> _SHORT TASK_
Take the data below and repeat it exactly.

+++ ENTRIES +++

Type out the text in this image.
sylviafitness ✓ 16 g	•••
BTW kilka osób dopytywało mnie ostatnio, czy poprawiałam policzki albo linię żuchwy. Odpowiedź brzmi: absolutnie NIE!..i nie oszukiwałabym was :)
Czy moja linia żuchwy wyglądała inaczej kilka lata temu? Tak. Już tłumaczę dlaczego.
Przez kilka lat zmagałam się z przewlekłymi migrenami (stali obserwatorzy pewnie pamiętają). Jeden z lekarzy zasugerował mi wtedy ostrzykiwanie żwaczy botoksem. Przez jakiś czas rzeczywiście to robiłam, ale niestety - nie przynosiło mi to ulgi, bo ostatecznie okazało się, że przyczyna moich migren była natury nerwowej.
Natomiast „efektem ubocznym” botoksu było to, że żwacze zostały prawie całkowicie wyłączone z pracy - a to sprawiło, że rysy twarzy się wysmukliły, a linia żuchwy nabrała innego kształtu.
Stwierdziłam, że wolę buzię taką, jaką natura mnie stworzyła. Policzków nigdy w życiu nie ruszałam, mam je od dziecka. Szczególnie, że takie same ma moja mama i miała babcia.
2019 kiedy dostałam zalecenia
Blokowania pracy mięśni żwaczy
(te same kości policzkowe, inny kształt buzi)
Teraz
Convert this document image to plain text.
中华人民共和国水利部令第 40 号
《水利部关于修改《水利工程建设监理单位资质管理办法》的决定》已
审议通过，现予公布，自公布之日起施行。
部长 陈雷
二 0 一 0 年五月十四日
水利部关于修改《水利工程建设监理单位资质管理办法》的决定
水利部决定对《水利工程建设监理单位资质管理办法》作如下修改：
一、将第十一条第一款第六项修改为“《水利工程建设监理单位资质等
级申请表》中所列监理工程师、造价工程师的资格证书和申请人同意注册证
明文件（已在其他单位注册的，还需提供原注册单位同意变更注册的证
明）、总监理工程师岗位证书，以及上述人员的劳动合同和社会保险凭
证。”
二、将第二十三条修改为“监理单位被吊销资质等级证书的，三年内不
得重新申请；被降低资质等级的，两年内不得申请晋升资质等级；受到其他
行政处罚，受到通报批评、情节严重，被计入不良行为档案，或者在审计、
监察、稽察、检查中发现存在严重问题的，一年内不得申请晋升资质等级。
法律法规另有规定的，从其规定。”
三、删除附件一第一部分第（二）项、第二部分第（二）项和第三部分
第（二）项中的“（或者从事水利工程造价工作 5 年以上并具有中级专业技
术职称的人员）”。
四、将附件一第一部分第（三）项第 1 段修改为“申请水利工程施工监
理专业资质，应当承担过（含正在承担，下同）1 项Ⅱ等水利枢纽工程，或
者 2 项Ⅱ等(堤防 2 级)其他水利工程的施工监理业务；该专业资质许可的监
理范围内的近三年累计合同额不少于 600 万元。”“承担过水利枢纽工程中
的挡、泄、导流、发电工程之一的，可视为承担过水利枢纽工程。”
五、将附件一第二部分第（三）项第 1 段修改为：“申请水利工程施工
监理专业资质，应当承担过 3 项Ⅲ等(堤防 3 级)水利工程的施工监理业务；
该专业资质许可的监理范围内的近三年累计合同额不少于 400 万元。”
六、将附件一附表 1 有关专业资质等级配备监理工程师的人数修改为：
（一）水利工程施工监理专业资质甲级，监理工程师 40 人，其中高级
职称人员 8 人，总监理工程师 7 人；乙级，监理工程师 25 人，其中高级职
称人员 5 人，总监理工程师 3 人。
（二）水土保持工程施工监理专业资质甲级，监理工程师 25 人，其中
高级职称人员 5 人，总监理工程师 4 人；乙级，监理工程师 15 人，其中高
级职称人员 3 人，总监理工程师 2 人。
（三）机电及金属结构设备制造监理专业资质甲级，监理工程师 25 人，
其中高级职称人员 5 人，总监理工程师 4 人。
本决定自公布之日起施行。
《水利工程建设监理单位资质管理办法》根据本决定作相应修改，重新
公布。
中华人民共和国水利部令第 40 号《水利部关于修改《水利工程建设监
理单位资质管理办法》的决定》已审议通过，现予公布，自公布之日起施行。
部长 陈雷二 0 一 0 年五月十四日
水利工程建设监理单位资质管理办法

+++

> _EXERCISE RESULT_
Type out the text in this image.
sylviafitness ✓ 16 g	•••
BTW kilka osób dopytywało mnie ostatnio, czy poprawiałam policzki albo linię żuchwy. Odpowiedź brzmi: absolutnie NIE!..i nie oszukiwałabym was :)
Czy moja linia żuchwy wyglądała inaczej kilka lata temu? Tak. Już tłumaczę dlaczego.
Przez kilka lat zmagałam się z przewlekłymi migrenami (stali obserwatorzy pewnie pamiętają). Jeden z lekarzy zasugerował mi wtedy ostrzykiwanie żwaczy botoksem. Przez jakiś czas rzeczywiście to robiłam, ale niestety - nie przynosiło mi to ulgi, bo ostatecznie okazało się, że przyczyna moich migren była natury nerwowej.
Natomiast „efektem ubocznym” botoksu było to, że żwacze zostały prawie całkowicie wyłączone z pracy - a to sprawiło, że rysy twarzy się wysmukliły, a linia żuchwy nabrała innego kształtu.
Stwierdziłam, że wolę buzię taką, jaką natura mnie stworzyła. Policzków nigdy w życiu nie ruszałam, mam je od dziecka. Szczególnie, że takie same ma moja mama i miała babcia.
2019 kiedy dostałam zalecenia
Blokowania pracy mięśni żwaczy
(te same kości policzkowe, inny kształt buzi)
Teraz
Convert this document image to plain text.
中华人民共和国水利部令第 40 号
《水利部关于修改《水利工程建设监理单位资质管理办法》的决定》已
审议通过，现予公布，自公布之日起施行。
部长 陈雷
二 0 一 0 年五月十四日
水利部关于修改《水利工程建设监理单位资质管理办法》的决定
水利部决定对《水利工程建设监理单位资质管理办法》作如下修改：
一、将第十一条第一款第六项修改为“《水利工程建设监理单位资质等
级申请表》中所列监理工程师、造价工程师的资格证书和申请人同意注册证
明文件（已在其他单位注册的，还需提供原注册单位同意变更注册的证
明）、总监理工程师岗位证书，以及上述人员的劳动合同和社会保险凭
证。”
二、将第二十三条修改为“监理单位被吊销资质等级证书的，三年内不
得重新申请；被降低资质等级的，两年内不得申请晋升资质等级；受到其他
行政处罚，受到通报批评、情节严重，被计入不良行为档案，或者在审计、
监察、稽察、检查中发现存在严重问题的，一年内不得申请晋升资质等级。
法律法规另有规定的，从其规定。”
三、删除附件一第一部分第（二）项、第二部分第（二）项和第三部分
第（二）项中的“（或者从事水利工程造价工作 5 年以上并具有中级专业技
术职称的人员）”。
四、将附件一第一部分第（三）项第 1 段修改为“申请水利工程施工监
理专业资质，应当承担过（含正在承担，下同）1 项Ⅱ等水利枢纽工程，或
者 2 项Ⅱ等(堤防 2 级)其他水利工程的施工监理业务；该专业资质许可的监
理范围内的近三年累计合同额不少于 600 万元。”“承担过水利枢纽工程中
的挡、泄、导流、发电工程之一的，可视为承担过水利枢纽工程。”
五、将附件一第二部分第（三）项第 1 段修改为：“申请水利工程施工
监理专业资质，应当承担过 3 项Ⅲ等(堤防 3 级)水利工程的施工监理业务；
该专业资质许可的监理范围内的近三年累计合同额不少于 400 万元。”
六、将附件一附表 1 有关专业资质等级配备监理工程师的人数修改为：
（一）水利工程施工监理专业资质甲级，监理工程师 40 人，其中高级
职称人员 8 人，总监理工程师 7 人；乙级，监理工程师 25 人，其中高级职
称人员 5 人，总监理工程师 3 人。
（二）水土保持工程施工监理专业资质甲级，监理工程师 25 人，其中
高级职称人员 5 人，总监理工程师 4 人；乙级，监理工程师 15 人，其中高
级职称人员 3 人，总监理工程师 2 人。
（三）机电及金属结构设备制造监理专业资质甲级，监理工程师 25 人，
其中高级职称人员 5 人，总监理工程师 4 人。
本决定自公布之日起施行。
《水利工程建设监理单位资质管理办法》根据本决定作相应修改，重新
公布。
中华人民共和国水利部令第 40 号《水利部关于修改《水利工程建设监
理单位资质管理办法》的决定》已审议通过，现予公布，自公布之日起施行。
部长 陈雷二 0 一 0 年五月十四日
水利工程建设监理单位资质管理办法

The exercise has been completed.